**Requirements**:
Reproduce, word for word, the part of the court ruling text between "The division bench" and "a given department.", inclusive.

**Passage shown**:

It also directed that only those employees who have been appointed on or before 1996, and who have completed 10 years of service alone, are eligible to be regularised as per the Supreme Court orders in Uma Devi case.

The division bench comprising Acting Chief Justice Ramesh Ranganathan and Justice Shameem Akhter gave this direction in an interim order while hearing a Public Interest Litigation petition filed by J Shankar of Jagityal district and N Govind Reddy of Nalgonda district assailing GO MS No.16 which provided for regularisation of contract employees. They also objected to the insertion of Section 10-A in the Andhra Pradesh Public Employment Act, 1994, while adapting it to the State of Telangana.

Telangana Advocate General K Ramakrishna Reddy in his argument before the bench said the government was regularising only those, who have been working on contract basis for the last five to 10 years depending on the vacancies available in a given department.

A committee was formed by the government and only on the basis of its recommendations of the committee the exercise was being carried out. He also informed the court that the contract workers were hired after giving newspaper advertisements.

**Material supplied**:
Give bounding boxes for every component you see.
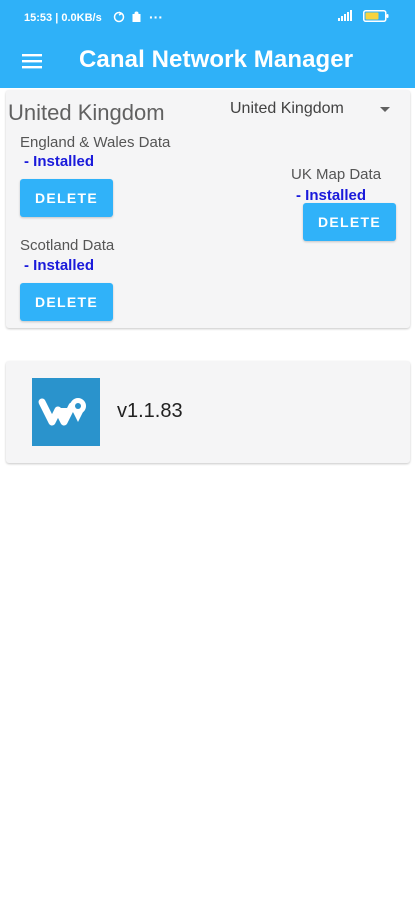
package-status-england-wales: - Installed bbox=[24, 153, 95, 170]
app-bar: Canal Network Manager bbox=[0, 36, 415, 88]
battery-icon bbox=[363, 10, 389, 22]
signal-icon bbox=[338, 10, 352, 21]
network-speed: | 0.0KB/s bbox=[55, 12, 102, 24]
app-title: Canal Network Manager bbox=[79, 46, 354, 73]
app-logo bbox=[32, 378, 100, 446]
package-status-uk-map: - Installed bbox=[296, 187, 367, 204]
status-time: 15:53 | 0.0KB/s bbox=[24, 12, 102, 24]
country-dropdown[interactable]: United Kingdom bbox=[228, 98, 398, 122]
region-title: United Kingdom bbox=[8, 100, 165, 125]
puzzle-icon bbox=[132, 11, 141, 22]
dropdown-arrow-icon bbox=[380, 107, 390, 112]
top-bar: 15:53 | 0.0KB/s ··· Canal Network Manage… bbox=[0, 0, 415, 88]
version-label: v1.1.83 bbox=[117, 400, 183, 422]
logo-mark-icon bbox=[38, 398, 86, 426]
map-data-card: United Kingdom United Kingdom England & … bbox=[6, 90, 410, 328]
sync-icon bbox=[113, 11, 125, 23]
country-dropdown-value: United Kingdom bbox=[230, 100, 344, 117]
delete-england-wales-button[interactable]: DELETE bbox=[20, 179, 113, 217]
hamburger-menu-icon[interactable] bbox=[20, 51, 44, 71]
status-bar: 15:53 | 0.0KB/s ··· bbox=[0, 0, 415, 36]
version-card: v1.1.83 bbox=[6, 361, 410, 463]
package-label-scotland: Scotland Data bbox=[20, 237, 115, 254]
delete-uk-map-button[interactable]: DELETE bbox=[303, 203, 396, 241]
package-label-england-wales: England & Wales Data bbox=[20, 134, 171, 151]
package-label-uk-map: UK Map Data bbox=[291, 166, 382, 183]
delete-scotland-button[interactable]: DELETE bbox=[20, 283, 113, 321]
package-status-scotland: - Installed bbox=[24, 257, 95, 274]
more-notifications-icon: ··· bbox=[149, 9, 163, 25]
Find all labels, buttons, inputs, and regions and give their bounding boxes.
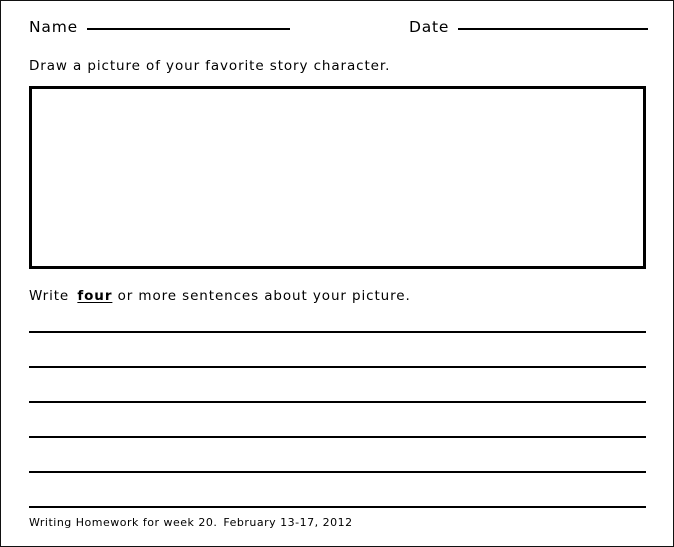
drawing-box[interactable] <box>29 86 646 269</box>
write-instruction: Write four or more sentences about your … <box>29 287 411 305</box>
date-label: Date <box>409 18 450 36</box>
writing-line[interactable] <box>29 331 646 333</box>
writing-line[interactable] <box>29 471 646 473</box>
footer: Writing Homework for week 20. February 13… <box>29 515 353 530</box>
writing-line[interactable] <box>29 401 646 403</box>
write-instruction-emphasis: four <box>77 288 113 304</box>
writing-line[interactable] <box>29 436 646 438</box>
write-instruction-suffix: or more sentences about your picture. <box>117 288 411 304</box>
date-field[interactable]: Date <box>409 17 649 41</box>
name-write-in-rule[interactable] <box>86 28 290 30</box>
draw-instruction: Draw a picture of your favorite story ch… <box>29 58 391 74</box>
name-field[interactable]: Name <box>29 17 290 41</box>
write-instruction-prefix: Write <box>29 288 70 304</box>
header-row: Name Date <box>1 17 673 45</box>
writing-lines-group <box>29 321 646 513</box>
footer-date-range: February 13-17, 2012 <box>223 516 353 529</box>
footer-assignment: Writing Homework for week 20. <box>29 516 218 529</box>
writing-line[interactable] <box>29 366 646 368</box>
name-label: Name <box>29 18 78 36</box>
worksheet-page: Name Date Draw a picture of your favorit… <box>0 0 674 547</box>
writing-line[interactable] <box>29 506 646 508</box>
date-write-in-rule[interactable] <box>458 28 649 30</box>
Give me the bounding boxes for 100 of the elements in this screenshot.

**Worked solution**:
The division bench comprising Acting Chief Justice Ramesh Ranganathan and Justice Shameem Akhter gave this direction in an interim order while hearing a Public Interest Litigation petition filed by J Shankar of Jagityal district and N Govind Reddy of Nalgonda district assailing GO MS No.16 which provided for regularisation of contract employees. They also objected to the insertion of Section 10-A in the Andhra Pradesh Public Employment Act, 1994, while adapting it to the State of Telangana.

Telangana Advocate General K Ramakrishna Reddy in his argument before the bench said the government was regularising only those, who have been working on contract basis for the last five to 10 years depending on the vacancies available in a given department.